_EXERCISE OBJECTIVE_
Write the records out again, keeping each line exactly as it is.

(Records about charts and figures)
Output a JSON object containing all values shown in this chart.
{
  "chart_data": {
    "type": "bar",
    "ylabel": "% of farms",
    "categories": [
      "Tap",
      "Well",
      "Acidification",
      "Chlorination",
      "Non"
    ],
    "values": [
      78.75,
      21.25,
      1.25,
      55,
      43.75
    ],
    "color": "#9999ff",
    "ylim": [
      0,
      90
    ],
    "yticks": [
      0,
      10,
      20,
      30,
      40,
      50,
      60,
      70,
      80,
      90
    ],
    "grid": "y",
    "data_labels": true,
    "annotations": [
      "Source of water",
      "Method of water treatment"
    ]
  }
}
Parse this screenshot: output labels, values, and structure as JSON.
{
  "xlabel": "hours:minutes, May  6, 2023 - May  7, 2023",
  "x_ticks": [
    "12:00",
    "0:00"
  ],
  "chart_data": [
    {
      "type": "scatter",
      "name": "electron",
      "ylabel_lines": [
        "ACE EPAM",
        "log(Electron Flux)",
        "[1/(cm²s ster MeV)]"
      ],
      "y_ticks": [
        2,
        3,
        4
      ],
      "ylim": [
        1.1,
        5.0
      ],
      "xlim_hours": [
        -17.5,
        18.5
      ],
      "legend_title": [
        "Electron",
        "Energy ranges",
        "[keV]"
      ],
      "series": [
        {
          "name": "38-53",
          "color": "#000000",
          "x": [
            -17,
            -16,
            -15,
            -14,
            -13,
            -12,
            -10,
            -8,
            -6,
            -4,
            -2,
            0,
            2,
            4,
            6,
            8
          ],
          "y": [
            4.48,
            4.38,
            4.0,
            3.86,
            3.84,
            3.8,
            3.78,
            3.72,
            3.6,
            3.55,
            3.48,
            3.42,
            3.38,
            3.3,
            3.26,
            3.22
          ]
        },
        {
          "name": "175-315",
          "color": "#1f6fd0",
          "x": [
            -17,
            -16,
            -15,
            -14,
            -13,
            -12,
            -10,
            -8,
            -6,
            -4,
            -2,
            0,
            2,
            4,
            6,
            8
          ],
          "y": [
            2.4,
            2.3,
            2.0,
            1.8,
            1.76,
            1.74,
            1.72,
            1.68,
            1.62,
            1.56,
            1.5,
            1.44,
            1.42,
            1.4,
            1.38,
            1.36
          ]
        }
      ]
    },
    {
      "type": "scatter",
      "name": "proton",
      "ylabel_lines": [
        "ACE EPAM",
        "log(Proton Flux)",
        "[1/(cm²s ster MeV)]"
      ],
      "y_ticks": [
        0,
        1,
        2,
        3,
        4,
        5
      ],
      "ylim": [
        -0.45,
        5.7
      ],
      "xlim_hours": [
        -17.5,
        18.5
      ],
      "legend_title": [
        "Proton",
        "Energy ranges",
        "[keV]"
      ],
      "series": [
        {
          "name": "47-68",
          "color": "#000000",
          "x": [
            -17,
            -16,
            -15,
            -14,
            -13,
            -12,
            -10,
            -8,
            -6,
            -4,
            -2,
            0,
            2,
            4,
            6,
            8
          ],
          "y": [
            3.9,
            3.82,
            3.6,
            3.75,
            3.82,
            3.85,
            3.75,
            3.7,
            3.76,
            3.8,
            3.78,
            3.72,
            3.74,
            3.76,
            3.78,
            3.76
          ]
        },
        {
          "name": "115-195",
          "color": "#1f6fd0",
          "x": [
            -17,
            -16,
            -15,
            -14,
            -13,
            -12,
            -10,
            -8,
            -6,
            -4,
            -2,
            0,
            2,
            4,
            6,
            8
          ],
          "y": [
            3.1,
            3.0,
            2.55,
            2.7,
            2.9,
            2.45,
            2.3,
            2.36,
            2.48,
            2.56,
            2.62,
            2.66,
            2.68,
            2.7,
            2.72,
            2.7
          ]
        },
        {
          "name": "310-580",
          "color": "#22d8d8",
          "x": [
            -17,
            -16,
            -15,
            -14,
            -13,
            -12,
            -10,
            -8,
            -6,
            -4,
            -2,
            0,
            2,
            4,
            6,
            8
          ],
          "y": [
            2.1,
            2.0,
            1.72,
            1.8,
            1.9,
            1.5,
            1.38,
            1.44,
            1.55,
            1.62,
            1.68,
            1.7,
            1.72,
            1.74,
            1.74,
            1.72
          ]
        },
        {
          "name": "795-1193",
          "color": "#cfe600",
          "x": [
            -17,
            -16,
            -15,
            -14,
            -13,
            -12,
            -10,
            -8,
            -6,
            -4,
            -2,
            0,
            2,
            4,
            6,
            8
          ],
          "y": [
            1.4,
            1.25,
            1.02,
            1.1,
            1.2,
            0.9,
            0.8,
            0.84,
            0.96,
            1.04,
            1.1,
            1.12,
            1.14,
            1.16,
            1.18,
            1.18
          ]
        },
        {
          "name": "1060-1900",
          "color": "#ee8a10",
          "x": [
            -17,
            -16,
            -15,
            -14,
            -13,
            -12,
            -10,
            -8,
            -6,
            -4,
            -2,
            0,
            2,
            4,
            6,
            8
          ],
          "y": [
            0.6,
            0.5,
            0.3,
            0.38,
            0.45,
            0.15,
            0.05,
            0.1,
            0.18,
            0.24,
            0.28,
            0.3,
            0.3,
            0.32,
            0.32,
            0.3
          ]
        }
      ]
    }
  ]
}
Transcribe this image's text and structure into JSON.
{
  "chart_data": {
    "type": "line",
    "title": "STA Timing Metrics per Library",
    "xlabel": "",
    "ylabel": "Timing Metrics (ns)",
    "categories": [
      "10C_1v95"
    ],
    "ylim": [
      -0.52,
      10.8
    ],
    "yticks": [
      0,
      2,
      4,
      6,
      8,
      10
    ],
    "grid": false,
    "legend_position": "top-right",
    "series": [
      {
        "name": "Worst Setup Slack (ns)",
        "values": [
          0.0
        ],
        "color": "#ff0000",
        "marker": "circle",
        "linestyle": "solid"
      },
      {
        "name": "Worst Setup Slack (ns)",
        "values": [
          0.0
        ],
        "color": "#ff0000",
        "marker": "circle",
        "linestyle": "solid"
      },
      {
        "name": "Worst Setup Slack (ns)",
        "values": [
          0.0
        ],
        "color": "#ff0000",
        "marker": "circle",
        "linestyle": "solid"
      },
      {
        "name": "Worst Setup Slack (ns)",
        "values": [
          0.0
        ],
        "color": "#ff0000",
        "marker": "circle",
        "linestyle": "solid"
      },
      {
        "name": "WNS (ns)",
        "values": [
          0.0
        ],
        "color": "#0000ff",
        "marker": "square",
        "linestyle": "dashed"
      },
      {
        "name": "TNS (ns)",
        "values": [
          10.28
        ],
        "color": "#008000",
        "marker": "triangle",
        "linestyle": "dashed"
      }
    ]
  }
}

_IN RESPONSE_
Output a JSON object containing all values shown in this chart.
{
  "chart_data": {
    "type": "bar",
    "ylabel": "% of farms",
    "categories": [
      "Tap",
      "Well",
      "Acidification",
      "Chlorination",
      "Non"
    ],
    "values": [
      78.75,
      21.25,
      1.25,
      55,
      43.75
    ],
    "color": "#9999ff",
    "ylim": [
      0,
      90
    ],
    "yticks": [
      0,
      10,
      20,
      30,
      40,
      50,
      60,
      70,
      80,
      90
    ],
    "grid": "y",
    "data_labels": true,
    "annotations": [
      "Source of water",
      "Method of water treatment"
    ]
  }
}
Parse this screenshot: output labels, values, and structure as JSON.
{
  "xlabel": "hours:minutes, May  6, 2023 - May  7, 2023",
  "x_ticks": [
    "12:00",
    "0:00"
  ],
  "chart_data": [
    {
      "type": "scatter",
      "name": "electron",
      "ylabel_lines": [
        "ACE EPAM",
        "log(Electron Flux)",
        "[1/(cm²s ster MeV)]"
      ],
      "y_ticks": [
        2,
        3,
        4
      ],
      "ylim": [
        1.1,
        5.0
      ],
      "xlim_hours": [
        -17.5,
        18.5
      ],
      "legend_title": [
        "Electron",
        "Energy ranges",
        "[keV]"
      ],
      "series": [
        {
          "name": "38-53",
          "color": "#000000",
          "x": [
            -17,
            -16,
            -15,
            -14,
            -13,
            -12,
            -10,
            -8,
            -6,
            -4,
            -2,
            0,
            2,
            4,
            6,
            8
          ],
          "y": [
            4.48,
            4.38,
            4.0,
            3.86,
            3.84,
            3.8,
            3.78,
            3.72,
            3.6,
            3.55,
            3.48,
            3.42,
            3.38,
            3.3,
            3.26,
            3.22
          ]
        },
        {
          "name": "175-315",
          "color": "#1f6fd0",
          "x": [
            -17,
            -16,
            -15,
            -14,
            -13,
            -12,
            -10,
            -8,
            -6,
            -4,
            -2,
            0,
            2,
            4,
            6,
            8
          ],
          "y": [
            2.4,
            2.3,
            2.0,
            1.8,
            1.76,
            1.74,
            1.72,
            1.68,
            1.62,
            1.56,
            1.5,
            1.44,
            1.42,
            1.4,
            1.38,
            1.36
          ]
        }
      ]
    },
    {
      "type": "scatter",
      "name": "proton",
      "ylabel_lines": [
        "ACE EPAM",
        "log(Proton Flux)",
        "[1/(cm²s ster MeV)]"
      ],
      "y_ticks": [
        0,
        1,
        2,
        3,
        4,
        5
      ],
      "ylim": [
        -0.45,
        5.7
      ],
      "xlim_hours": [
        -17.5,
        18.5
      ],
      "legend_title": [
        "Proton",
        "Energy ranges",
        "[keV]"
      ],
      "series": [
        {
          "name": "47-68",
          "color": "#000000",
          "x": [
            -17,
            -16,
            -15,
            -14,
            -13,
            -12,
            -10,
            -8,
            -6,
            -4,
            -2,
            0,
            2,
            4,
            6,
            8
          ],
          "y": [
            3.9,
            3.82,
            3.6,
            3.75,
            3.82,
            3.85,
            3.75,
            3.7,
            3.76,
            3.8,
            3.78,
            3.72,
            3.74,
            3.76,
            3.78,
            3.76
          ]
        },
        {
          "name": "115-195",
          "color": "#1f6fd0",
          "x": [
            -17,
            -16,
            -15,
            -14,
            -13,
            -12,
            -10,
            -8,
            -6,
            -4,
            -2,
            0,
            2,
            4,
            6,
            8
          ],
          "y": [
            3.1,
            3.0,
            2.55,
            2.7,
            2.9,
            2.45,
            2.3,
            2.36,
            2.48,
            2.56,
            2.62,
            2.66,
            2.68,
            2.7,
            2.72,
            2.7
          ]
        },
        {
          "name": "310-580",
          "color": "#22d8d8",
          "x": [
            -17,
            -16,
            -15,
            -14,
            -13,
            -12,
            -10,
            -8,
            -6,
            -4,
            -2,
            0,
            2,
            4,
            6,
            8
          ],
          "y": [
            2.1,
            2.0,
            1.72,
            1.8,
            1.9,
            1.5,
            1.38,
            1.44,
            1.55,
            1.62,
            1.68,
            1.7,
            1.72,
            1.74,
            1.74,
            1.72
          ]
        },
        {
          "name": "795-1193",
          "color": "#cfe600",
          "x": [
            -17,
            -16,
            -15,
            -14,
            -13,
            -12,
            -10,
            -8,
            -6,
            -4,
            -2,
            0,
            2,
            4,
            6,
            8
          ],
          "y": [
            1.4,
            1.25,
            1.02,
            1.1,
            1.2,
            0.9,
            0.8,
            0.84,
            0.96,
            1.04,
            1.1,
            1.12,
            1.14,
            1.16,
            1.18,
            1.18
          ]
        },
        {
          "name": "1060-1900",
          "color": "#ee8a10",
          "x": [
            -17,
            -16,
            -15,
            -14,
            -13,
            -12,
            -10,
            -8,
            -6,
            -4,
            -2,
            0,
            2,
            4,
            6,
            8
          ],
          "y": [
            0.6,
            0.5,
            0.3,
            0.38,
            0.45,
            0.15,
            0.05,
            0.1,
            0.18,
            0.24,
            0.28,
            0.3,
            0.3,
            0.32,
            0.32,
            0.3
          ]
        }
      ]
    }
  ]
}
Transcribe this image's text and structure into JSON.
{
  "chart_data": {
    "type": "line",
    "title": "STA Timing Metrics per Library",
    "xlabel": "",
    "ylabel": "Timing Metrics (ns)",
    "categories": [
      "10C_1v95"
    ],
    "ylim": [
      -0.52,
      10.8
    ],
    "yticks": [
      0,
      2,
      4,
      6,
      8,
      10
    ],
    "grid": false,
    "legend_position": "top-right",
    "series": [
      {
        "name": "Worst Setup Slack (ns)",
        "values": [
          0.0
        ],
        "color": "#ff0000",
        "marker": "circle",
        "linestyle": "solid"
      },
      {
        "name": "Worst Setup Slack (ns)",
        "values": [
          0.0
        ],
        "color": "#ff0000",
        "marker": "circle",
        "linestyle": "solid"
      },
      {
        "name": "Worst Setup Slack (ns)",
        "values": [
          0.0
        ],
        "color": "#ff0000",
        "marker": "circle",
        "linestyle": "solid"
      },
      {
        "name": "Worst Setup Slack (ns)",
        "values": [
          0.0
        ],
        "color": "#ff0000",
        "marker": "circle",
        "linestyle": "solid"
      },
      {
        "name": "WNS (ns)",
        "values": [
          0.0
        ],
        "color": "#0000ff",
        "marker": "square",
        "linestyle": "dashed"
      },
      {
        "name": "TNS (ns)",
        "values": [
          10.28
        ],
        "color": "#008000",
        "marker": "triangle",
        "linestyle": "dashed"
      }
    ]
  }
}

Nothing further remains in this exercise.